● **Problem statement**
Output the entries below exactly as written, omitting pictures.

● ● ● ● ● ● ●

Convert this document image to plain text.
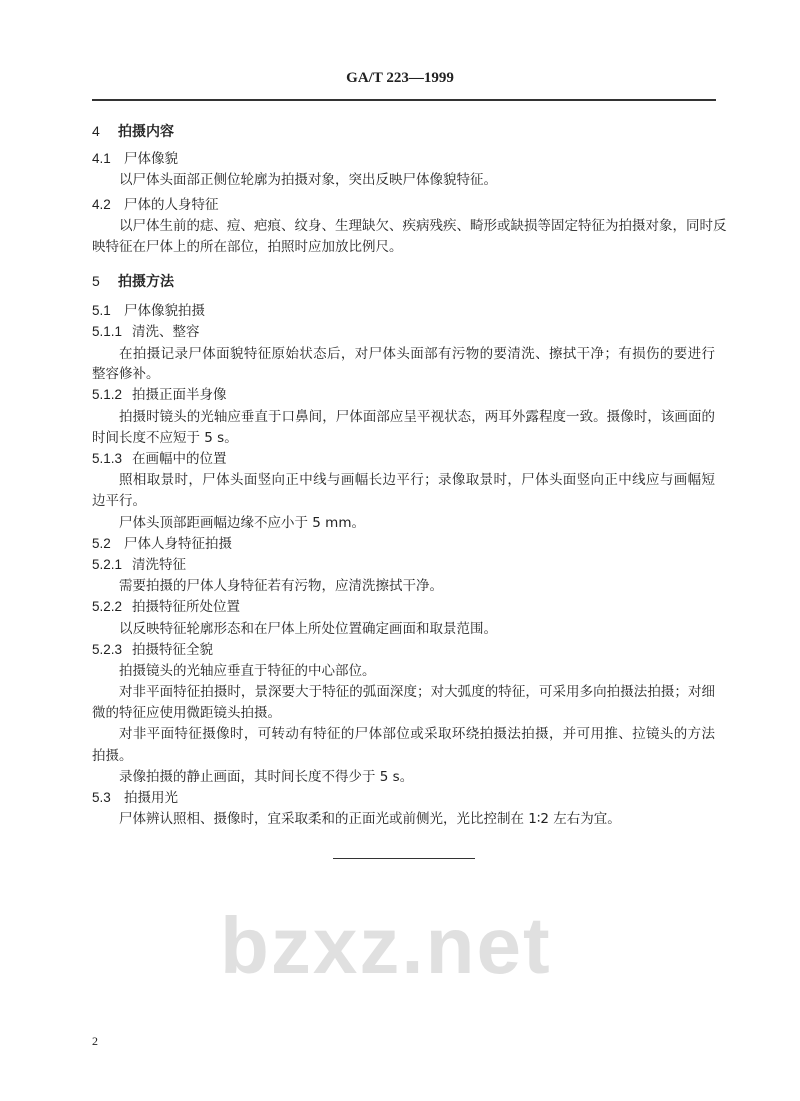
GA/T 223—1999
4 拍摄内容
4.1 尸体像貌
以尸体头面部正侧位轮廓为拍摄对象，突出反映尸体像貌特征。
4.2 尸体的人身特征
以尸体生前的痣、痘、疤痕、纹身、生理缺欠、疾病残疾、畸形或缺损等固定特征为拍摄对象，同时反
映特征在尸体上的所在部位，拍照时应加放比例尺。
5 拍摄方法
5.1 尸体像貌拍摄
5.1.1 清洗、整容
在拍摄记录尸体面貌特征原始状态后，对尸体头面部有污物的要清洗、擦拭干净；有损伤的要进行
整容修补。
5.1.2 拍摄正面半身像
拍摄时镜头的光轴应垂直于口鼻间，尸体面部应呈平视状态，两耳外露程度一致。摄像时，该画面的
时间长度不应短于 5 s。
5.1.3 在画幅中的位置
照相取景时，尸体头面竖向正中线与画幅长边平行；录像取景时，尸体头面竖向正中线应与画幅短
边平行。
尸体头顶部距画幅边缘不应小于 5 mm。
5.2 尸体人身特征拍摄
5.2.1 清洗特征
需要拍摄的尸体人身特征若有污物，应清洗擦拭干净。
5.2.2 拍摄特征所处位置
以反映特征轮廓形态和在尸体上所处位置确定画面和取景范围。
5.2.3 拍摄特征全貌
拍摄镜头的光轴应垂直于特征的中心部位。
对非平面特征拍摄时，景深要大于特征的弧面深度；对大弧度的特征，可采用多向拍摄法拍摄；对细
微的特征应使用微距镜头拍摄。
对非平面特征摄像时，可转动有特征的尸体部位或采取环绕拍摄法拍摄，并可用推、拉镜头的方法
拍摄。
录像拍摄的静止画面，其时间长度不得少于 5 s。
5.3 拍摄用光
尸体辨认照相、摄像时，宜采取柔和的正面光或前侧光，光比控制在 1∶2 左右为宜。
bzxz.net
2
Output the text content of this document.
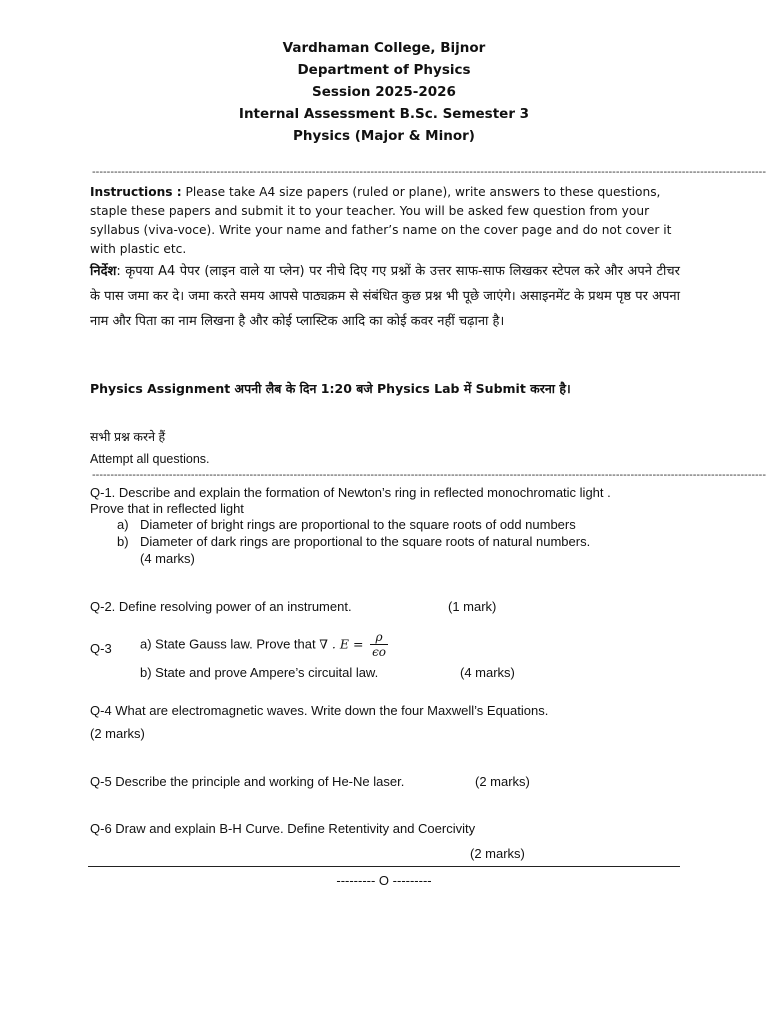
Vardhaman College, Bijnor
Department of Physics
Session 2025-2026
Internal Assessment B.Sc. Semester 3
Physics (Major & Minor)
----------------------------------------------------------------------------------------------------------------------------------------------------------------------------------------
Instructions : Please take A4 size papers (ruled or plane), write answers to these questions, staple these papers and submit it to your teacher. You will be asked few question from your syllabus (viva-voce). Write your name and father’s name on the cover page and do not cover it with plastic etc.
निर्देश: कृपया A4 पेपर (लाइन वाले या प्लेन) पर नीचे दिए गए प्रश्नों के उत्तर साफ-साफ लिखकर स्टेपल करे और अपने टीचर के पास जमा कर दे। जमा करते समय आपसे पाठ्यक्रम से संबंधित कुछ प्रश्न भी पूछे जाएंगे। असाइनमेंट के प्रथम पृष्ठ पर अपना नाम और पिता का नाम लिखना है और कोई प्लास्टिक आदि का कोई कवर नहीं चढ़ाना है।
Physics Assignment अपनी लैब के दिन 1:20 बजे Physics Lab में Submit करना है।
सभी प्रश्न करने हैं
Attempt all questions.
----------------------------------------------------------------------------------------------------------------------------------------------------------------------------------------
Q-1. Describe and explain the formation of Newton’s ring in reflected monochromatic light .
Prove that in reflected light
a) Diameter of bright rings are proportional to the square roots of odd numbers
b) Diameter of dark rings are proportional to the square roots of natural numbers.
(4 marks)
Q-2. Define resolving power of an instrument.	(1 mark)
Q-3 a) State Gauss law. Prove that ∇ . $E = \frac{\rho}{\epsilon o}$
b) State and prove Ampere’s circuital law.	(4 marks)
Q-4 What are electromagnetic waves. Write down the four Maxwell’s Equations.
(2 marks)
Q-5 Describe the principle and working of He-Ne laser.	(2 marks)
Q-6 Draw and explain B-H Curve. Define Retentivity and Coercivity
(2 marks)
--------- O ---------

● ● ● ● ● ● ●

● **Response for this exercise**
Convert this document image to plain text.
GA/T 223—1999
4 拍摄内容
4.1 尸体像貌
以尸体头面部正侧位轮廓为拍摄对象，突出反映尸体像貌特征。
4.2 尸体的人身特征
以尸体生前的痣、痘、疤痕、纹身、生理缺欠、疾病残疾、畸形或缺损等固定特征为拍摄对象，同时反
映特征在尸体上的所在部位，拍照时应加放比例尺。
5 拍摄方法
5.1 尸体像貌拍摄
5.1.1 清洗、整容
在拍摄记录尸体面貌特征原始状态后，对尸体头面部有污物的要清洗、擦拭干净；有损伤的要进行
整容修补。
5.1.2 拍摄正面半身像
拍摄时镜头的光轴应垂直于口鼻间，尸体面部应呈平视状态，两耳外露程度一致。摄像时，该画面的
时间长度不应短于 5 s。
5.1.3 在画幅中的位置
照相取景时，尸体头面竖向正中线与画幅长边平行；录像取景时，尸体头面竖向正中线应与画幅短
边平行。
尸体头顶部距画幅边缘不应小于 5 mm。
5.2 尸体人身特征拍摄
5.2.1 清洗特征
需要拍摄的尸体人身特征若有污物，应清洗擦拭干净。
5.2.2 拍摄特征所处位置
以反映特征轮廓形态和在尸体上所处位置确定画面和取景范围。
5.2.3 拍摄特征全貌
拍摄镜头的光轴应垂直于特征的中心部位。
对非平面特征拍摄时，景深要大于特征的弧面深度；对大弧度的特征，可采用多向拍摄法拍摄；对细
微的特征应使用微距镜头拍摄。
对非平面特征摄像时，可转动有特征的尸体部位或采取环绕拍摄法拍摄，并可用推、拉镜头的方法
拍摄。
录像拍摄的静止画面，其时间长度不得少于 5 s。
5.3 拍摄用光
尸体辨认照相、摄像时，宜采取柔和的正面光或前侧光，光比控制在 1∶2 左右为宜。
bzxz.net
2
Output the text content of this document.
Vardhaman College, Bijnor
Department of Physics
Session 2025-2026
Internal Assessment B.Sc. Semester 3
Physics (Major & Minor)
----------------------------------------------------------------------------------------------------------------------------------------------------------------------------------------
Instructions : Please take A4 size papers (ruled or plane), write answers to these questions, staple these papers and submit it to your teacher. You will be asked few question from your syllabus (viva-voce). Write your name and father’s name on the cover page and do not cover it with plastic etc.
निर्देश: कृपया A4 पेपर (लाइन वाले या प्लेन) पर नीचे दिए गए प्रश्नों के उत्तर साफ-साफ लिखकर स्टेपल करे और अपने टीचर के पास जमा कर दे। जमा करते समय आपसे पाठ्यक्रम से संबंधित कुछ प्रश्न भी पूछे जाएंगे। असाइनमेंट के प्रथम पृष्ठ पर अपना नाम और पिता का नाम लिखना है और कोई प्लास्टिक आदि का कोई कवर नहीं चढ़ाना है।
Physics Assignment अपनी लैब के दिन 1:20 बजे Physics Lab में Submit करना है।
सभी प्रश्न करने हैं
Attempt all questions.
----------------------------------------------------------------------------------------------------------------------------------------------------------------------------------------
Q-1. Describe and explain the formation of Newton’s ring in reflected monochromatic light .
Prove that in reflected light
a) Diameter of bright rings are proportional to the square roots of odd numbers
b) Diameter of dark rings are proportional to the square roots of natural numbers.
(4 marks)
Q-2. Define resolving power of an instrument.	(1 mark)
Q-3 a) State Gauss law. Prove that ∇ . $E = \frac{\rho}{\epsilon o}$
b) State and prove Ampere’s circuital law.	(4 marks)
Q-4 What are electromagnetic waves. Write down the four Maxwell’s Equations.
(2 marks)
Q-5 Describe the principle and working of He-Ne laser.	(2 marks)
Q-6 Draw and explain B-H Curve. Define Retentivity and Coercivity
(2 marks)
--------- O ---------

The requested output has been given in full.